**EXERCISE INSTRUCTIONS:** From the entries below, gather every line containing the string "content".

**DATASET EXCERPTS:**
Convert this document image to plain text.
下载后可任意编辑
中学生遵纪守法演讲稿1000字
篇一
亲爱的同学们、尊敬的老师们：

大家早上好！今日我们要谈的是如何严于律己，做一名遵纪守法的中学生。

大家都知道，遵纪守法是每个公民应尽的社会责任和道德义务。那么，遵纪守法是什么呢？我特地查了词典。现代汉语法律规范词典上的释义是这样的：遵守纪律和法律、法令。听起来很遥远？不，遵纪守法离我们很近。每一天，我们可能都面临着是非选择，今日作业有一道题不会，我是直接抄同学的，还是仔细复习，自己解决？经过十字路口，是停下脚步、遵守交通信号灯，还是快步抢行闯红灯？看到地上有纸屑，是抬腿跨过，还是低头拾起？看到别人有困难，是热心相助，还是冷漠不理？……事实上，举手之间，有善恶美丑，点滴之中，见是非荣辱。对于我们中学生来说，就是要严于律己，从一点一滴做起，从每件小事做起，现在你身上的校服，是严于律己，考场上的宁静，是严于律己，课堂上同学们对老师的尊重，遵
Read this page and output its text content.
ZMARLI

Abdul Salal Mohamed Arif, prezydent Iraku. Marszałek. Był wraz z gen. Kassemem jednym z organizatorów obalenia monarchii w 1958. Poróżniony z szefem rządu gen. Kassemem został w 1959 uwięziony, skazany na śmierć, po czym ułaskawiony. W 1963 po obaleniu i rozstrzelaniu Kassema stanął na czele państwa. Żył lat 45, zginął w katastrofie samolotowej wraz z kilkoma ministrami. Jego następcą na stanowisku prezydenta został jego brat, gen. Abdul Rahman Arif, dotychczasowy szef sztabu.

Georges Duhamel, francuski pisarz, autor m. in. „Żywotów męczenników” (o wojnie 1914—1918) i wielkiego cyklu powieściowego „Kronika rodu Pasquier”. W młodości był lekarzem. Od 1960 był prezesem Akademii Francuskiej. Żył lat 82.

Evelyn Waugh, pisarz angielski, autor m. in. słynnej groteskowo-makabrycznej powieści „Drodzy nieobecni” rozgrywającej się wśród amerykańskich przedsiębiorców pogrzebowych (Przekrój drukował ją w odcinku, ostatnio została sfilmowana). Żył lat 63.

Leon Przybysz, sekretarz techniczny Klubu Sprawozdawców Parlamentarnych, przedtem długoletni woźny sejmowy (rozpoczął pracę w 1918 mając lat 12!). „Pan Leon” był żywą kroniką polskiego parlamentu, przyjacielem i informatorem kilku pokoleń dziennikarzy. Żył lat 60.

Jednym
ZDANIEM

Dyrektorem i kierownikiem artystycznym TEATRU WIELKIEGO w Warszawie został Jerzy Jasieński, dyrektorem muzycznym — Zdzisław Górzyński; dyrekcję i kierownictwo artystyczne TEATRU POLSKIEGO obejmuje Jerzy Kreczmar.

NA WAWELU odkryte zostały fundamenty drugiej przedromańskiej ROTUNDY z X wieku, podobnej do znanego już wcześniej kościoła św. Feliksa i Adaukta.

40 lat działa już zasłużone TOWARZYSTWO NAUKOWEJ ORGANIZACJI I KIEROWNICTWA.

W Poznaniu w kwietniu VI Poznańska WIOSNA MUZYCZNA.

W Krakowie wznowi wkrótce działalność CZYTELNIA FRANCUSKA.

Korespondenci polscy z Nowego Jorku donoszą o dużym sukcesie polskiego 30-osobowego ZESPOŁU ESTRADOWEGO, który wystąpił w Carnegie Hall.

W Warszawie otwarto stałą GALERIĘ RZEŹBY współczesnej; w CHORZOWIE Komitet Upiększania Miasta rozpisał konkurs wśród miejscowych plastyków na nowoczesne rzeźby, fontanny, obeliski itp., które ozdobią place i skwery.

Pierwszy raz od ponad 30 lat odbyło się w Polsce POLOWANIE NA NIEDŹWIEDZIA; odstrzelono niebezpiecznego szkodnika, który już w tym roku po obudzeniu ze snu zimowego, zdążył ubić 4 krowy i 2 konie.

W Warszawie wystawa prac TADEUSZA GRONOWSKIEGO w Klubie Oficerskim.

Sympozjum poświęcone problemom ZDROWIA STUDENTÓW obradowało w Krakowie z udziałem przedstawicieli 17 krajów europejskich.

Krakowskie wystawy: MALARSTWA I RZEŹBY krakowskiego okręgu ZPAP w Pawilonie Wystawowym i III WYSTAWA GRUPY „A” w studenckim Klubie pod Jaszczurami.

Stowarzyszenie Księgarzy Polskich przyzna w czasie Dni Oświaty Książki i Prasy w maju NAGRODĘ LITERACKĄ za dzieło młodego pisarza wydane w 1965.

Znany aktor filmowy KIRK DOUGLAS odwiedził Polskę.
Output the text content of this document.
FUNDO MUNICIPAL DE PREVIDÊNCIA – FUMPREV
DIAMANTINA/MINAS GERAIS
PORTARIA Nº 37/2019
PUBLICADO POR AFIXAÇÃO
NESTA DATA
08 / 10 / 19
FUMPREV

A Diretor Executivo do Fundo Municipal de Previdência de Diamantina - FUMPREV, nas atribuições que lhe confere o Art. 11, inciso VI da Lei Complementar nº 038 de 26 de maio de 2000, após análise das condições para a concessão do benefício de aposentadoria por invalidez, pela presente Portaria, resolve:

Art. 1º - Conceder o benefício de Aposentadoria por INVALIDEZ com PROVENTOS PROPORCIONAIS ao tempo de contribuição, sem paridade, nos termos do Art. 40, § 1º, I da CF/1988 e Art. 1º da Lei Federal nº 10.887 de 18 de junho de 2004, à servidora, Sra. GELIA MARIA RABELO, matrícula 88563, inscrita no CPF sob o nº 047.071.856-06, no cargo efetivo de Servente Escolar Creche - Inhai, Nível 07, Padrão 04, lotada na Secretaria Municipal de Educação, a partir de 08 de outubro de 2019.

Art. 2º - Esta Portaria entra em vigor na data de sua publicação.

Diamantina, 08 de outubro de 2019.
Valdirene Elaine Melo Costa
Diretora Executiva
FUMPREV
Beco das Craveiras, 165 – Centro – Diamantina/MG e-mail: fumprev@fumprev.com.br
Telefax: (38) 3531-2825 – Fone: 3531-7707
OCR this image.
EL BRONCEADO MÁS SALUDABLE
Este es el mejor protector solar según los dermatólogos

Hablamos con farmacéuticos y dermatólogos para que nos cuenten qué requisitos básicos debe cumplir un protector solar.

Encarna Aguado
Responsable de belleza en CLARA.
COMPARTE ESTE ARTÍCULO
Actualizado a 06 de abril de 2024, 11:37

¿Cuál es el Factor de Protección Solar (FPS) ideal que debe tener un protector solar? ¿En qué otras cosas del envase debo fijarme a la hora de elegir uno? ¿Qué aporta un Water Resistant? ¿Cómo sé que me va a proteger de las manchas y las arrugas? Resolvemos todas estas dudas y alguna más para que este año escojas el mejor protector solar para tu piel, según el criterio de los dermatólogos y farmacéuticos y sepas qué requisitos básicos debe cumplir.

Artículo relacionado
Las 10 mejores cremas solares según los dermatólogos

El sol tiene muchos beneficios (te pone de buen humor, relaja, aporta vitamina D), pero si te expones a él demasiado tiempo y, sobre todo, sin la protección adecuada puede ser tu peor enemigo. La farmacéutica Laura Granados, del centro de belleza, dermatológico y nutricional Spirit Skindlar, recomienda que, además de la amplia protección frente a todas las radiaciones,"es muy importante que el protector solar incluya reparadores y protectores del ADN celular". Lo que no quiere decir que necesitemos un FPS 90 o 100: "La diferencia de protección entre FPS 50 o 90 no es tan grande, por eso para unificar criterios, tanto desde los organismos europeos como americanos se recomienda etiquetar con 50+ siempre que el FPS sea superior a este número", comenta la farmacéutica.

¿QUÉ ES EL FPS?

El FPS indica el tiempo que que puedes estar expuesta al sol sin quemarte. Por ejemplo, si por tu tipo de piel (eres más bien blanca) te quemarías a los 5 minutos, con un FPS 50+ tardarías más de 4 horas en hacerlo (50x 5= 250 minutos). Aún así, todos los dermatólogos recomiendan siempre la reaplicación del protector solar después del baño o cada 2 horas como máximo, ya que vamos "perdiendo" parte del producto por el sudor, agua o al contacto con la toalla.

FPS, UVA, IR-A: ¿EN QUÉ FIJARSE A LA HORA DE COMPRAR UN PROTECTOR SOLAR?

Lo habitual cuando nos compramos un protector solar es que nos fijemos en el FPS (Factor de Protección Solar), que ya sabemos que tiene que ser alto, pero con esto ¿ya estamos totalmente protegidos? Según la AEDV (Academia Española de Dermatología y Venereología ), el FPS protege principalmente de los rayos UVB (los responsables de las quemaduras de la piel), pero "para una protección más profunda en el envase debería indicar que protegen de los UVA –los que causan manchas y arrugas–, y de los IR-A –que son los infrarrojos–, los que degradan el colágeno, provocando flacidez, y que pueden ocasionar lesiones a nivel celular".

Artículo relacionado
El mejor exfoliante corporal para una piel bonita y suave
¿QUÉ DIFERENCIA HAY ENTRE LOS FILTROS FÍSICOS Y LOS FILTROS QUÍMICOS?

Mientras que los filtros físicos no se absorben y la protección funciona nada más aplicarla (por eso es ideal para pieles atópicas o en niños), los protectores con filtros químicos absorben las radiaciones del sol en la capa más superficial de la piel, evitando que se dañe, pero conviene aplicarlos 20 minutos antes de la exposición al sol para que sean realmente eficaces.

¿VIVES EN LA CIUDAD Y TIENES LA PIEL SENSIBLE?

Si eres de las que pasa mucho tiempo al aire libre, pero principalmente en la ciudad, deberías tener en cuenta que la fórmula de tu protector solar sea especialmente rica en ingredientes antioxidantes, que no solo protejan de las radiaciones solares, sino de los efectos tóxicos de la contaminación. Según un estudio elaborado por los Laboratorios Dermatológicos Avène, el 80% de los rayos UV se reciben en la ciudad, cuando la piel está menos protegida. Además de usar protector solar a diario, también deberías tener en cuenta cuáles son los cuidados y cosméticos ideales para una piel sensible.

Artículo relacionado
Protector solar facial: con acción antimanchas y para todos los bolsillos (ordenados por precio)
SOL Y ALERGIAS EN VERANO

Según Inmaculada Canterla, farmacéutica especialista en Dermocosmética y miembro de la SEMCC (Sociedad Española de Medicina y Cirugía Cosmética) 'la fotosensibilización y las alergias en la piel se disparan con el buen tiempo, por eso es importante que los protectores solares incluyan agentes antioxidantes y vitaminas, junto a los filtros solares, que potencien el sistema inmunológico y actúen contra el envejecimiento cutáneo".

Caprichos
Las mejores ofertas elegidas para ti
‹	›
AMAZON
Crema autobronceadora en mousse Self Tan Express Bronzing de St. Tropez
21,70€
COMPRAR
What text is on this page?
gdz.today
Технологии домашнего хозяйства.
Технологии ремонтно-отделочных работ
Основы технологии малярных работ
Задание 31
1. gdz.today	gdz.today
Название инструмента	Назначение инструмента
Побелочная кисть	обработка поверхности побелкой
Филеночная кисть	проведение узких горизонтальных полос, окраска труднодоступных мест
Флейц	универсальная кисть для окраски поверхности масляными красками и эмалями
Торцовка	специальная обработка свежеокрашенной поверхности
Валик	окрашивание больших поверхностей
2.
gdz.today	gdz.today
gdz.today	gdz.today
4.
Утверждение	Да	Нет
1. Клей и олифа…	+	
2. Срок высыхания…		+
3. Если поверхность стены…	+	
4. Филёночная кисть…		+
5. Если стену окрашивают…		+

**ANSWER TO THIS EXERCISE:**
Read this page and output its text content.
Output the text content of this document.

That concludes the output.